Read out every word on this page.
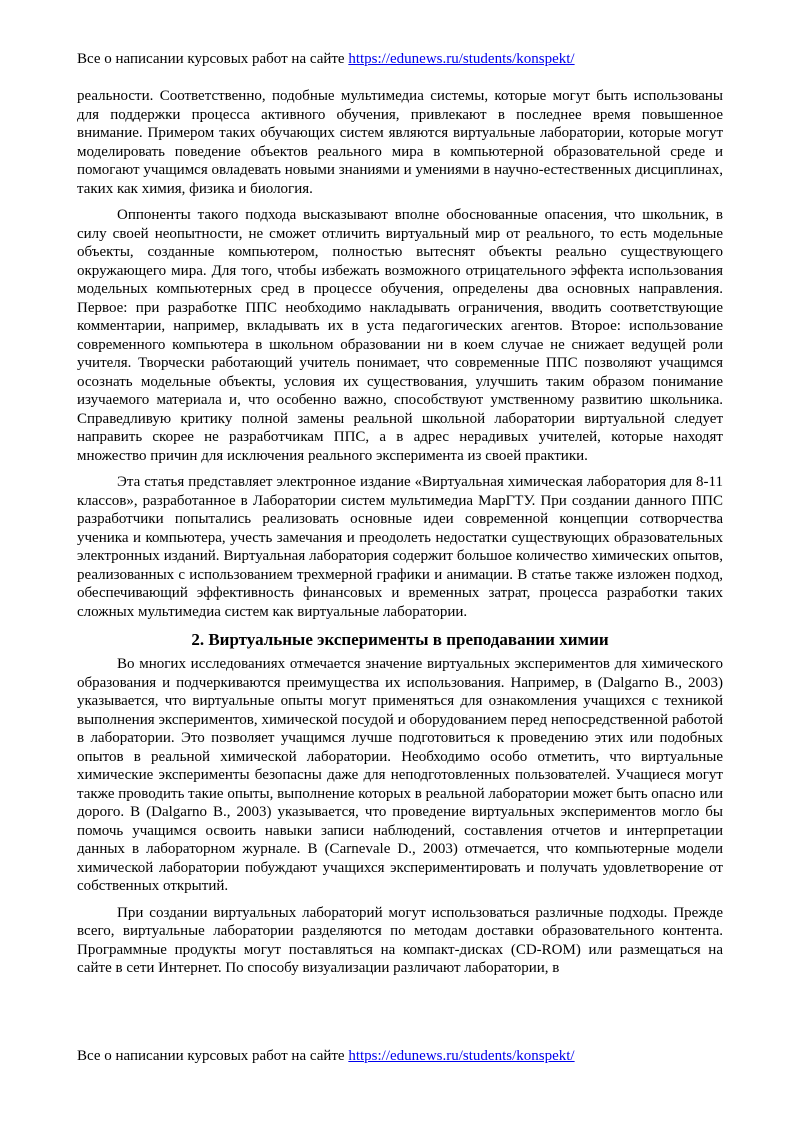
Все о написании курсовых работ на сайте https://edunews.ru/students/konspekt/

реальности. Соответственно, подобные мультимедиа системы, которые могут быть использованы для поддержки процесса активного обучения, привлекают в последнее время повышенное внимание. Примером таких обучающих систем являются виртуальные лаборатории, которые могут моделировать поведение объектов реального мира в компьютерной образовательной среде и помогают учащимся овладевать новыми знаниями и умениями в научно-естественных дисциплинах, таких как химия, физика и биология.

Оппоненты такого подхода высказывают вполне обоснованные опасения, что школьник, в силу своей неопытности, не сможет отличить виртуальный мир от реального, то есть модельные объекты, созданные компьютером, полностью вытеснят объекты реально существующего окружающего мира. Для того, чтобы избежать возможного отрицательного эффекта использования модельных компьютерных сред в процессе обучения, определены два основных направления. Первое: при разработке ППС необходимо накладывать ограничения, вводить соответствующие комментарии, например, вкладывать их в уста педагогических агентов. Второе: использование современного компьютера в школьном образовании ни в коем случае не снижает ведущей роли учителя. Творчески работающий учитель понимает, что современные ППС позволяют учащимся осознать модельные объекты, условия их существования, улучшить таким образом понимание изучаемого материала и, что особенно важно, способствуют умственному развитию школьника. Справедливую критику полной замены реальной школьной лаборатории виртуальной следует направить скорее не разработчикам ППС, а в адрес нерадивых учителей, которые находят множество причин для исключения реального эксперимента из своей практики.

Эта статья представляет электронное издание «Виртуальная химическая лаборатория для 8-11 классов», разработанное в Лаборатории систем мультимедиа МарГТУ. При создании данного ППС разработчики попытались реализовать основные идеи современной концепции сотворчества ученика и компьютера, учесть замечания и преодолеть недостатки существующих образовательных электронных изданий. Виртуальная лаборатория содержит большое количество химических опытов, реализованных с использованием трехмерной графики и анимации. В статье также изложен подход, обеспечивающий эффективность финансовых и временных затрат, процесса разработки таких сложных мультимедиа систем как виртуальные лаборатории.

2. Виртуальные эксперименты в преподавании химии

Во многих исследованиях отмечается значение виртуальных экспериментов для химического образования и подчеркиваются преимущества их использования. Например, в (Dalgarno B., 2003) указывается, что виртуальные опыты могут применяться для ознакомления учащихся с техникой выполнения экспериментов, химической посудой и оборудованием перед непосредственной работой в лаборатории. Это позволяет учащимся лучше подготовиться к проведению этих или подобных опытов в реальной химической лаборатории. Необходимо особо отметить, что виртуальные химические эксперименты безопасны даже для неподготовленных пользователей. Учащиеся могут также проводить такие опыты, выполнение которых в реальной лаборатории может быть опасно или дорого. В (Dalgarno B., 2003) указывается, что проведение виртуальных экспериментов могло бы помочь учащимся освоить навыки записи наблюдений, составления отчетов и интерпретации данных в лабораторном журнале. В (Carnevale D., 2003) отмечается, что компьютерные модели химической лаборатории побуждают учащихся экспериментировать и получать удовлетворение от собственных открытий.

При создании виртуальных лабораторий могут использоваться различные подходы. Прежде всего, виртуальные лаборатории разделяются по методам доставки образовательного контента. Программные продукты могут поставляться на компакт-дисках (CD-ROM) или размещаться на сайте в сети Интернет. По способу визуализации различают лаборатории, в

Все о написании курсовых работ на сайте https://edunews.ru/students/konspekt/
○ ○ ○
Task:
Output all the records, word for word, with no pictures in the copy.

Answer in full:
Read out every word on this page.
Все о написании курсовых работ на сайте https://edunews.ru/students/konspekt/

реальности. Соответственно, подобные мультимедиа системы, которые могут быть использованы для поддержки процесса активного обучения, привлекают в последнее время повышенное внимание. Примером таких обучающих систем являются виртуальные лаборатории, которые могут моделировать поведение объектов реального мира в компьютерной образовательной среде и помогают учащимся овладевать новыми знаниями и умениями в научно-естественных дисциплинах, таких как химия, физика и биология.

Оппоненты такого подхода высказывают вполне обоснованные опасения, что школьник, в силу своей неопытности, не сможет отличить виртуальный мир от реального, то есть модельные объекты, созданные компьютером, полностью вытеснят объекты реально существующего окружающего мира. Для того, чтобы избежать возможного отрицательного эффекта использования модельных компьютерных сред в процессе обучения, определены два основных направления. Первое: при разработке ППС необходимо накладывать ограничения, вводить соответствующие комментарии, например, вкладывать их в уста педагогических агентов. Второе: использование современного компьютера в школьном образовании ни в коем случае не снижает ведущей роли учителя. Творчески работающий учитель понимает, что современные ППС позволяют учащимся осознать модельные объекты, условия их существования, улучшить таким образом понимание изучаемого материала и, что особенно важно, способствуют умственному развитию школьника. Справедливую критику полной замены реальной школьной лаборатории виртуальной следует направить скорее не разработчикам ППС, а в адрес нерадивых учителей, которые находят множество причин для исключения реального эксперимента из своей практики.

Эта статья представляет электронное издание «Виртуальная химическая лаборатория для 8-11 классов», разработанное в Лаборатории систем мультимедиа МарГТУ. При создании данного ППС разработчики попытались реализовать основные идеи современной концепции сотворчества ученика и компьютера, учесть замечания и преодолеть недостатки существующих образовательных электронных изданий. Виртуальная лаборатория содержит большое количество химических опытов, реализованных с использованием трехмерной графики и анимации. В статье также изложен подход, обеспечивающий эффективность финансовых и временных затрат, процесса разработки таких сложных мультимедиа систем как виртуальные лаборатории.

2. Виртуальные эксперименты в преподавании химии

Во многих исследованиях отмечается значение виртуальных экспериментов для химического образования и подчеркиваются преимущества их использования. Например, в (Dalgarno B., 2003) указывается, что виртуальные опыты могут применяться для ознакомления учащихся с техникой выполнения экспериментов, химической посудой и оборудованием перед непосредственной работой в лаборатории. Это позволяет учащимся лучше подготовиться к проведению этих или подобных опытов в реальной химической лаборатории. Необходимо особо отметить, что виртуальные химические эксперименты безопасны даже для неподготовленных пользователей. Учащиеся могут также проводить такие опыты, выполнение которых в реальной лаборатории может быть опасно или дорого. В (Dalgarno B., 2003) указывается, что проведение виртуальных экспериментов могло бы помочь учащимся освоить навыки записи наблюдений, составления отчетов и интерпретации данных в лабораторном журнале. В (Carnevale D., 2003) отмечается, что компьютерные модели химической лаборатории побуждают учащихся экспериментировать и получать удовлетворение от собственных открытий.

При создании виртуальных лабораторий могут использоваться различные подходы. Прежде всего, виртуальные лаборатории разделяются по методам доставки образовательного контента. Программные продукты могут поставляться на компакт-дисках (CD-ROM) или размещаться на сайте в сети Интернет. По способу визуализации различают лаборатории, в

Все о написании курсовых работ на сайте https://edunews.ru/students/konspekt/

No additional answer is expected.